**RECORDS FOR THIS TASK**
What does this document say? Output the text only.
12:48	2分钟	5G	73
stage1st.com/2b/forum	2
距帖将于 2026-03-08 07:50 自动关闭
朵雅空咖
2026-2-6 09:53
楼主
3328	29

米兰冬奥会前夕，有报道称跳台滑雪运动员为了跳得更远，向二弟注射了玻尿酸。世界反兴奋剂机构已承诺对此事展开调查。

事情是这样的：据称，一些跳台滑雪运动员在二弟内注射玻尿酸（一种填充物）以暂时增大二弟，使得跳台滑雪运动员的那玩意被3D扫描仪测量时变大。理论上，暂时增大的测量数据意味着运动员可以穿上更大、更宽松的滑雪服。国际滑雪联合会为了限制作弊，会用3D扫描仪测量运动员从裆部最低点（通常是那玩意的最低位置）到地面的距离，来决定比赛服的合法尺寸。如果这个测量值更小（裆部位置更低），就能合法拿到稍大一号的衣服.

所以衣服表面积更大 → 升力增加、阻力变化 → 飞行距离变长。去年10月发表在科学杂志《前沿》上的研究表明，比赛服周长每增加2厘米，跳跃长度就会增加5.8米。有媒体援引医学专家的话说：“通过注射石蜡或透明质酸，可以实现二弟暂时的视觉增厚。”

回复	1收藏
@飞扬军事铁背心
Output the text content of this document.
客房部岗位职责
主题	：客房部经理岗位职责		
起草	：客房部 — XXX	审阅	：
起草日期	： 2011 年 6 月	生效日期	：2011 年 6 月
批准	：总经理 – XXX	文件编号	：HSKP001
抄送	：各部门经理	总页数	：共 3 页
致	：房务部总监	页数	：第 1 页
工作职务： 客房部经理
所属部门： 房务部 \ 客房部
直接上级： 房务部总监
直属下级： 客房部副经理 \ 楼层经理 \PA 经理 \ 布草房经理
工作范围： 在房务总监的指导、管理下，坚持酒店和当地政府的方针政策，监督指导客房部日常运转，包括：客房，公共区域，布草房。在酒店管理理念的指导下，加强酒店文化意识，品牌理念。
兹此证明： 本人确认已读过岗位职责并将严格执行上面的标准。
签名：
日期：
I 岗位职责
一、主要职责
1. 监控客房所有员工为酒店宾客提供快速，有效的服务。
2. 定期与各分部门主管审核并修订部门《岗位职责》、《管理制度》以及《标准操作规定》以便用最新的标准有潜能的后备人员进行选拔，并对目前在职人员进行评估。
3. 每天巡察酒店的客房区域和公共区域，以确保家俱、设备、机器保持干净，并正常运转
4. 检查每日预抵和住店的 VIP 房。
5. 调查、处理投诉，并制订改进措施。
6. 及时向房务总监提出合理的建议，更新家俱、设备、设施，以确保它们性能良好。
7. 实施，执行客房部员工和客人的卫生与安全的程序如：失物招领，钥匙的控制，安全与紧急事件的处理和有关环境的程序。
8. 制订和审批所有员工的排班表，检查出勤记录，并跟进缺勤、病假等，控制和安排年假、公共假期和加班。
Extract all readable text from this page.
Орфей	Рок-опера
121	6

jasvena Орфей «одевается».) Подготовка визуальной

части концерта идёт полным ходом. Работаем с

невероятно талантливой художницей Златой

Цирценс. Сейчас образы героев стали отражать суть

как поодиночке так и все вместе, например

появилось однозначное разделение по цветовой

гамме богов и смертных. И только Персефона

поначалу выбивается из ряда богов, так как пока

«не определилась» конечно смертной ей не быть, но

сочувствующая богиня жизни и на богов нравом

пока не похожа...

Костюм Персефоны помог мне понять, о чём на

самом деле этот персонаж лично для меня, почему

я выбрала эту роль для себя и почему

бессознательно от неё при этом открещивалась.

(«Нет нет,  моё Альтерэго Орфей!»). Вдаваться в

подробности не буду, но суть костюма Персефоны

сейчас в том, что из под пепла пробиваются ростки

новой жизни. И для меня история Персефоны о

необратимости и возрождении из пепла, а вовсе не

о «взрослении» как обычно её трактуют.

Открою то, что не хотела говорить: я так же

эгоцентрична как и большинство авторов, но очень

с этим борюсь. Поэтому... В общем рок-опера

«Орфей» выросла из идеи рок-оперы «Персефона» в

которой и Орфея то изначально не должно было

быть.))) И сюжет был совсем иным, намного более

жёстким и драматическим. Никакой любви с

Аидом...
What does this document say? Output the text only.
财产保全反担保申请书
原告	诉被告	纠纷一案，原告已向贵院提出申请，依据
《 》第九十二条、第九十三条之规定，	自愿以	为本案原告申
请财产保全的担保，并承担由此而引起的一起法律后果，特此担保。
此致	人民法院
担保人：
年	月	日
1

**PROBLEM TO SOLVE**
Check all the records above and select each line where the string "почему" is found.

**COMPLETE OUTPUT**
самом деле этот персонаж лично для меня, почему
я выбрала эту роль для себя и почему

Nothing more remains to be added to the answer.